▶ **What is being asked**
Below are some records: retype them all exactly, but not the pictures.

▶ **Data provided**
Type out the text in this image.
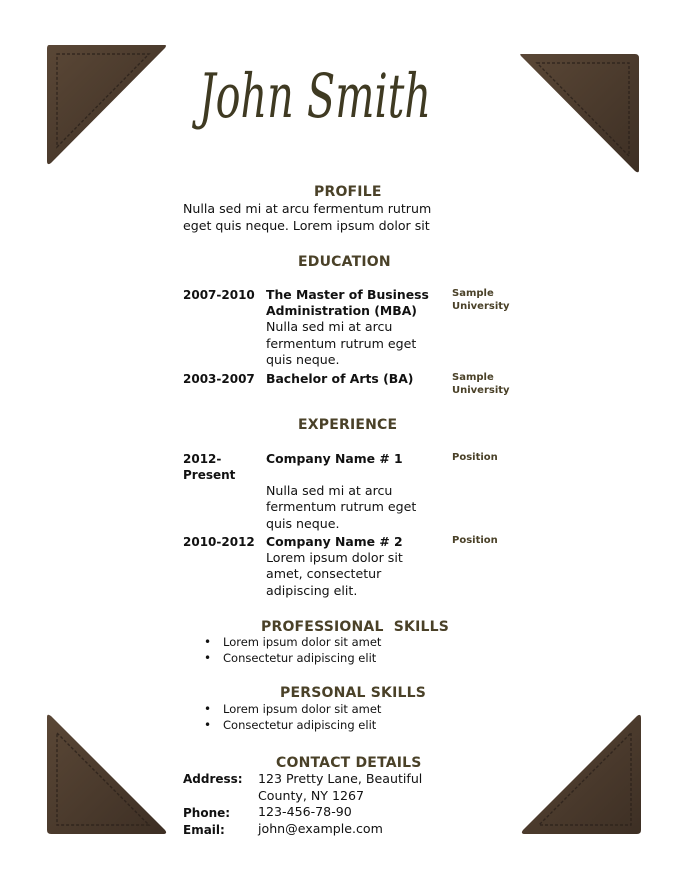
John Smith
PROFILE
Nulla sed mi at arcu fermentum rutrum
eget quis neque. Lorem ipsum dolor sit
EDUCATION
2007-2010 The Master of Business
Administration (MBA)
Nulla sed mi at arcu
fermentum rutrum eget
quis neque.
Sample
University
2003-2007 Bachelor of Arts (BA)	Sample
University
EXPERIENCE
2012-
Present
Company Name # 1
Nulla sed mi at arcu
fermentum rutrum eget
quis neque.
Position
2010-2012 Company Name # 2
Lorem ipsum dolor sit
amet, consectetur
adipiscing elit.
Position
PROFESSIONAL  SKILLS
• Lorem ipsum dolor sit amet
• Consectetur adipiscing elit
PERSONAL SKILLS
• Lorem ipsum dolor sit amet
• Consectetur adipiscing elit
CONTACT DETAILS
Address: 123 Pretty Lane, Beautiful
County, NY 1267
Phone: 123-456-78-90
Email:	john@example.com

▶ **Problem solution**
Type out the text in this image.
John Smith
PROFILE
Nulla sed mi at arcu fermentum rutrum
eget quis neque. Lorem ipsum dolor sit
EDUCATION
2007-2010 The Master of Business
Administration (MBA)
Nulla sed mi at arcu
fermentum rutrum eget
quis neque.
Sample
University
2003-2007 Bachelor of Arts (BA)	Sample
University
EXPERIENCE
2012-
Present
Company Name # 1
Nulla sed mi at arcu
fermentum rutrum eget
quis neque.
Position
2010-2012 Company Name # 2
Lorem ipsum dolor sit
amet, consectetur
adipiscing elit.
Position
PROFESSIONAL  SKILLS
• Lorem ipsum dolor sit amet
• Consectetur adipiscing elit
PERSONAL SKILLS
• Lorem ipsum dolor sit amet
• Consectetur adipiscing elit
CONTACT DETAILS
Address: 123 Pretty Lane, Beautiful
County, NY 1267
Phone: 123-456-78-90
Email:	john@example.com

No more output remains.